## start
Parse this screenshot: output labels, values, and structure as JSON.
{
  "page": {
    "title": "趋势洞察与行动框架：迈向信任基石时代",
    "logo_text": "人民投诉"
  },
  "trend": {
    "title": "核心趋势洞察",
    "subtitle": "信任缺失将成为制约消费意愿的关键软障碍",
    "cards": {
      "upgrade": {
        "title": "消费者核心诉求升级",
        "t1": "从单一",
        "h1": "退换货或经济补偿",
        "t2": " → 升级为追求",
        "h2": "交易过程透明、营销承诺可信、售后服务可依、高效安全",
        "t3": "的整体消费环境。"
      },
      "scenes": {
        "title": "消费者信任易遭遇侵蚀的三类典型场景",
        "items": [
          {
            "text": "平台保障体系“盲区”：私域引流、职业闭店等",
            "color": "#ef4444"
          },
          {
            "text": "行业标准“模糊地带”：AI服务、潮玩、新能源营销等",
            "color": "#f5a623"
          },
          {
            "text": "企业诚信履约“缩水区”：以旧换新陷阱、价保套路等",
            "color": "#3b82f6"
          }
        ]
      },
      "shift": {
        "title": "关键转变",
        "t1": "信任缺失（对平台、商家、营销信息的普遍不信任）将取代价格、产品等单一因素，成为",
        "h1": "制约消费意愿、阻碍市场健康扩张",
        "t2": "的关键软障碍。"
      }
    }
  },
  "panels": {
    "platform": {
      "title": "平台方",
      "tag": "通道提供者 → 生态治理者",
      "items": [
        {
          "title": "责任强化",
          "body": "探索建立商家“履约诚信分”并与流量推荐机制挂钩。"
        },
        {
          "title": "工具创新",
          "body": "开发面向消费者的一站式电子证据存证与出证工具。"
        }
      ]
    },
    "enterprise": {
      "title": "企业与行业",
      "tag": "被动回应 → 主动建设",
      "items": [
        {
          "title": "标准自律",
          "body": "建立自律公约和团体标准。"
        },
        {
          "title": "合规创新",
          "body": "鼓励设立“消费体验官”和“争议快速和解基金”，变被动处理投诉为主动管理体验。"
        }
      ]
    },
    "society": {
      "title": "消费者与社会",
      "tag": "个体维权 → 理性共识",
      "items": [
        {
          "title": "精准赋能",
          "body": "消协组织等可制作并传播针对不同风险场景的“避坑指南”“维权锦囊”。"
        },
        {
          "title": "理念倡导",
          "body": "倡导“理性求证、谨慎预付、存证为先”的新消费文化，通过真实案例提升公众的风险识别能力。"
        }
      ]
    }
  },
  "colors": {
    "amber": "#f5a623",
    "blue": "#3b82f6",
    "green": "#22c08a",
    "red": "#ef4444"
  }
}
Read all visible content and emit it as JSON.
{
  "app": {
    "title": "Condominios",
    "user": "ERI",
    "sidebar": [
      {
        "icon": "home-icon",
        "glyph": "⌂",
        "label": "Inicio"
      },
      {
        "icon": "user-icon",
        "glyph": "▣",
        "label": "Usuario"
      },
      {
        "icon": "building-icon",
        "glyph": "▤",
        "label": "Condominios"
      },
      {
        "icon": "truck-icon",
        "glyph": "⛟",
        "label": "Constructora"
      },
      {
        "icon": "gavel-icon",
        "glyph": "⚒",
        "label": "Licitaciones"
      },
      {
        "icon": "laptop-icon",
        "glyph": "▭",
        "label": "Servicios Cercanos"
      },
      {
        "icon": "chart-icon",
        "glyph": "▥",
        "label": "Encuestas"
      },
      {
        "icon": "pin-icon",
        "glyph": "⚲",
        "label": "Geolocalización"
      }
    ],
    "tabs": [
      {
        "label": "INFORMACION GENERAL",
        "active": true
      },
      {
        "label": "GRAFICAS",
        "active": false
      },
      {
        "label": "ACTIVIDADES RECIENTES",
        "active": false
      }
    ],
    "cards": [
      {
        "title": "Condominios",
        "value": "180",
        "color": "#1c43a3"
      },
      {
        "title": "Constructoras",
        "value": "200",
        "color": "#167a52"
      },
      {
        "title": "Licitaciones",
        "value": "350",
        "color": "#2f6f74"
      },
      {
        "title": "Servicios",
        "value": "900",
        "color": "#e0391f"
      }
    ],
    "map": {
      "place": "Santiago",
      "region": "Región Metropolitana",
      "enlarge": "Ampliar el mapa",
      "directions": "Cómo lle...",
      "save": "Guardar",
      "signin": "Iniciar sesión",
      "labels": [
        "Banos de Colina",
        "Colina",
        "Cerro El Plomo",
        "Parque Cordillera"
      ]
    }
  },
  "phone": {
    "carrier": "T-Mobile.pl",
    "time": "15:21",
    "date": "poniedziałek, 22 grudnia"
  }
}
## end
Write down the number of lines where the word "Servicios" appears, and nothing further.

RESPONSE
2